Document extract

I think we're talking about different things here. My intent is not to rain on your parade. I you want to believe that Susan or Romana or other Time Lords are still out there, that's of course fine with me. I don't really care for the in-universe situation, to be honest, because the Doctor Who universe doesn't actually exist. The only things that exist are writers, what they have written and what they intend to write in the future. For now, the Doctor is the Last of the Time Lords. It means that there are no other Time Lords, otherwise what is supposed to be tragic would just be a sitcom-level silly misunderstanding. Clearly, that is not what was intended by Russell T. Davies & Co. And yes, of course it may not be a permanent situation. Nothing is permanent in serialized fiction. Any writer could bring the Time Lords back in any kind of ways, and whether they're dead or not doesn't change a thing. In an anything-goes fictional universe like the Doctor Who world, nothing prevents anything from happening. But for now, that has not happened, and from the show's point of view, the Doctor is unambiguously the last of the Time Lords, i.e. the only one.

Work instructions
Translate this sentence from the Doctor Who comment above into Spanish: "In an anything-goes fictional universe like the Doctor Who world, nothing prevents anything from happening."

Entries provided
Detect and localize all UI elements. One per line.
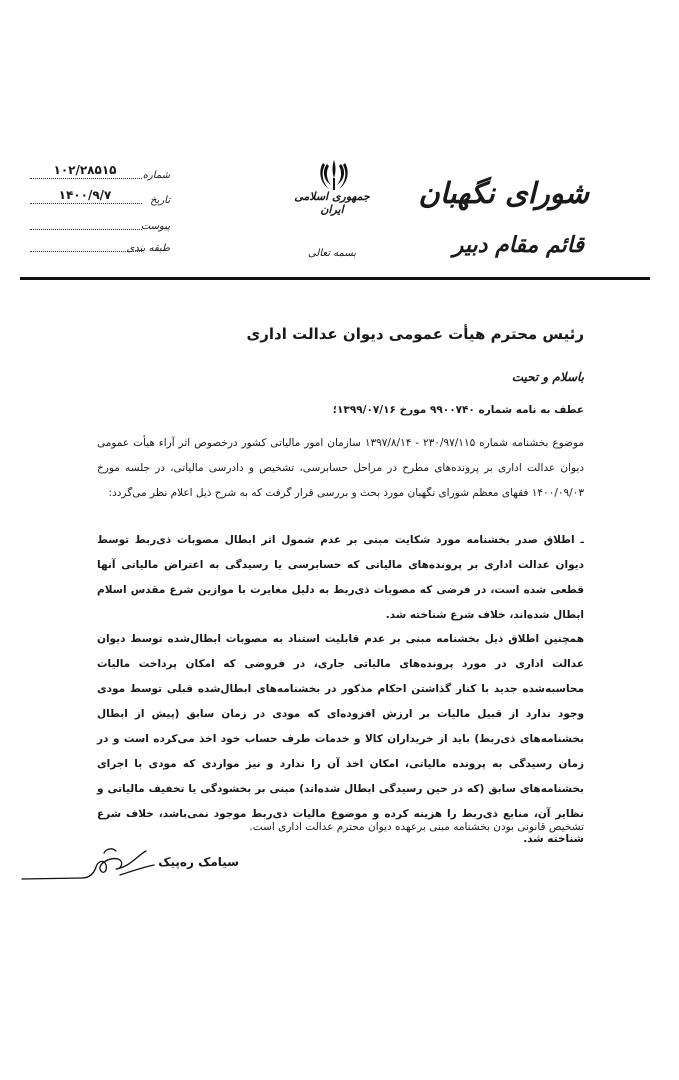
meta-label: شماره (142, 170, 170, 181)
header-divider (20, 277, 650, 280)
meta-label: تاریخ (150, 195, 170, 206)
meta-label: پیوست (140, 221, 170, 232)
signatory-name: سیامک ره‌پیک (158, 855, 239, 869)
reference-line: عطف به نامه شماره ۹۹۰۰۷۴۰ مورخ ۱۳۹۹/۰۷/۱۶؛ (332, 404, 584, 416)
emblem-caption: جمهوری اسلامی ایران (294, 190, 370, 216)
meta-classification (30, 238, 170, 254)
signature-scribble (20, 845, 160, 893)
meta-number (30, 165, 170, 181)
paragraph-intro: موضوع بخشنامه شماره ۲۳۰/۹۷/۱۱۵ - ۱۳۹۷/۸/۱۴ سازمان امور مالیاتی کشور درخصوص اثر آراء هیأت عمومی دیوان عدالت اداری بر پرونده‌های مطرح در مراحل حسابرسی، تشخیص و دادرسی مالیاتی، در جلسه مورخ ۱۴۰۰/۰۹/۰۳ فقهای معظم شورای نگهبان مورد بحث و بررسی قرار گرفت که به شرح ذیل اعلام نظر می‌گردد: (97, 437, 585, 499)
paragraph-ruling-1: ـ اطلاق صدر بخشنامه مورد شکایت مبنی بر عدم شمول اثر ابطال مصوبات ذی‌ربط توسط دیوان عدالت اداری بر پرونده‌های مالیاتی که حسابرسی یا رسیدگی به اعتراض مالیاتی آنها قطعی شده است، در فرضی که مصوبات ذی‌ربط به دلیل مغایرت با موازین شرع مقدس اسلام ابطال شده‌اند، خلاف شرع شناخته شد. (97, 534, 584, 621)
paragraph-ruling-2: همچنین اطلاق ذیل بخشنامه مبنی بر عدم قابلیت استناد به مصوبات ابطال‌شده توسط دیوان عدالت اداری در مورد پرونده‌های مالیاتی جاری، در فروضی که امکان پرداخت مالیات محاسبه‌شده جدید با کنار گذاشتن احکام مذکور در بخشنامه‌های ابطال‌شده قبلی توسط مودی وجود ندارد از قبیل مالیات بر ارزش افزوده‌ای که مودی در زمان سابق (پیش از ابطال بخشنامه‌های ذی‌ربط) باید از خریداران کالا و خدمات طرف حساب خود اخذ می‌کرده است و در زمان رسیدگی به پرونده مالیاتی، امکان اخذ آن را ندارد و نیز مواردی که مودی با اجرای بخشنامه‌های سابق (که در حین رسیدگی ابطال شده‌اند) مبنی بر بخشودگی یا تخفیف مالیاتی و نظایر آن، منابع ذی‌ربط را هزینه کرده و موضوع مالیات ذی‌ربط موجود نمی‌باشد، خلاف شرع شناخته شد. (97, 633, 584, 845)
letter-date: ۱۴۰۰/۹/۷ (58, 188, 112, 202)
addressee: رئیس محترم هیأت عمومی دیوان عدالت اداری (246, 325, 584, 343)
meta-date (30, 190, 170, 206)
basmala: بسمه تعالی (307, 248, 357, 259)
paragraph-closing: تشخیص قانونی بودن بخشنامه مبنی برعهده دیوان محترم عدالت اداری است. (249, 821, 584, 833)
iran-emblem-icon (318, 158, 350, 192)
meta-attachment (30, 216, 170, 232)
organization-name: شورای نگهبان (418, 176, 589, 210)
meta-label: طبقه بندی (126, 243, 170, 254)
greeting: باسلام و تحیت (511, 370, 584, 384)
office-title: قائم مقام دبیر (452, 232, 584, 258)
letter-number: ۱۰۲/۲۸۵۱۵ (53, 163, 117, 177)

Final result
En un universo de ficción donde todo vale, como el mundo de Doctor Who, nada impide que ocurra cualquier cosa.